WHAT TO WORK ON —
Tally the lines that contain the string "Eigenvector" and give the number by itself.
* begin GIVEN RECORDS *
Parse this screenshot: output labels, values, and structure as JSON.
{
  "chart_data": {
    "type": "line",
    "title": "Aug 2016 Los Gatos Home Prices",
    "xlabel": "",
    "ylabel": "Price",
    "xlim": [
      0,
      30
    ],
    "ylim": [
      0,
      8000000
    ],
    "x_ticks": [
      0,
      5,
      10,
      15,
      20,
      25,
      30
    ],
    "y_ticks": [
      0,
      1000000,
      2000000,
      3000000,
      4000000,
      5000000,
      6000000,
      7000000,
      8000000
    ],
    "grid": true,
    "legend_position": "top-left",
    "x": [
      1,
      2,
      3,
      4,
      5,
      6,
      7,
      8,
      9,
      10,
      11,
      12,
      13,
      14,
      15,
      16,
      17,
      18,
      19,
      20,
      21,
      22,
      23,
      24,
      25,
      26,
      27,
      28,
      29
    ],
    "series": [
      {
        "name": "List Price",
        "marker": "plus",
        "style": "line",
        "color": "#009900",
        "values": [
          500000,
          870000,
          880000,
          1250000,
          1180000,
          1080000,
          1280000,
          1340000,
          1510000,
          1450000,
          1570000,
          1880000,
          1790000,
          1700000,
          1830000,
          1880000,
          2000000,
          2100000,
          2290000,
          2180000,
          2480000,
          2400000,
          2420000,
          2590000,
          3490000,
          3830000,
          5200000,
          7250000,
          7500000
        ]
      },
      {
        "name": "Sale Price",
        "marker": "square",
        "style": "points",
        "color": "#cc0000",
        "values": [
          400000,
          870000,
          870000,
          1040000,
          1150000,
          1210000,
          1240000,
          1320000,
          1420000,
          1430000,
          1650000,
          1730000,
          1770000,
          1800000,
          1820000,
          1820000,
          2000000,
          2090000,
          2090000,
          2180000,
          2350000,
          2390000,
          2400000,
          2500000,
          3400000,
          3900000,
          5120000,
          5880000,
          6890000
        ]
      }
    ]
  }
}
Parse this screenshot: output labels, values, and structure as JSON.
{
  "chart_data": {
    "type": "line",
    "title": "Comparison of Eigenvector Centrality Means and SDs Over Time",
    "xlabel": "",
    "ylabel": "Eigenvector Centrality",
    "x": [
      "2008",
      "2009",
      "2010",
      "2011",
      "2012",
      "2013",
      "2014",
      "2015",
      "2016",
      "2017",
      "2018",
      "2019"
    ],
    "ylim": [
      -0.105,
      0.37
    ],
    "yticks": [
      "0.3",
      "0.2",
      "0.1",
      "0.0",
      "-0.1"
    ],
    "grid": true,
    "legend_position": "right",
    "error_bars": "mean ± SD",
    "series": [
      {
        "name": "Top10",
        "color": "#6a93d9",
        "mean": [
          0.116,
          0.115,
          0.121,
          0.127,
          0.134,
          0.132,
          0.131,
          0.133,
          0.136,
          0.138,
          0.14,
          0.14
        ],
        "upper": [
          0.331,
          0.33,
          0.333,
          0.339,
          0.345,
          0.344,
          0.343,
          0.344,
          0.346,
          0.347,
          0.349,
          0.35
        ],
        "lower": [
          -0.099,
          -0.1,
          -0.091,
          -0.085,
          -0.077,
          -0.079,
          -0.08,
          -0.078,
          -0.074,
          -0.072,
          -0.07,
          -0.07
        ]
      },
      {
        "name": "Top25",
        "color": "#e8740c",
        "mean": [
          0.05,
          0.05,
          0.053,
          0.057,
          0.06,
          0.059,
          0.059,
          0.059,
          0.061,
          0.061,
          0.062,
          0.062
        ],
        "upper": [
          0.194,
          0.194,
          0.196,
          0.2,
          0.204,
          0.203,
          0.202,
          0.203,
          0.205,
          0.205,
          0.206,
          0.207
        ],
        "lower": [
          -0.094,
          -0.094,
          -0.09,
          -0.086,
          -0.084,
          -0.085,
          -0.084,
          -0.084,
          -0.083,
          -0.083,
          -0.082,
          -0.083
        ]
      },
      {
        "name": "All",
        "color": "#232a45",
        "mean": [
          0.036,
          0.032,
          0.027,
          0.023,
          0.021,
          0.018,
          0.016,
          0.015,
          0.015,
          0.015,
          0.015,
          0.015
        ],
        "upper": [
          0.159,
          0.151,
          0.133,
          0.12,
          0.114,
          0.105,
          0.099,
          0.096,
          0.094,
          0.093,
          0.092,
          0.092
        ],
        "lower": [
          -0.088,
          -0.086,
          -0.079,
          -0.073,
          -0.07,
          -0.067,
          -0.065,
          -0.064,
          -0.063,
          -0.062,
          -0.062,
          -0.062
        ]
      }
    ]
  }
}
* end GIVEN RECORDS *
SOLUTION —
2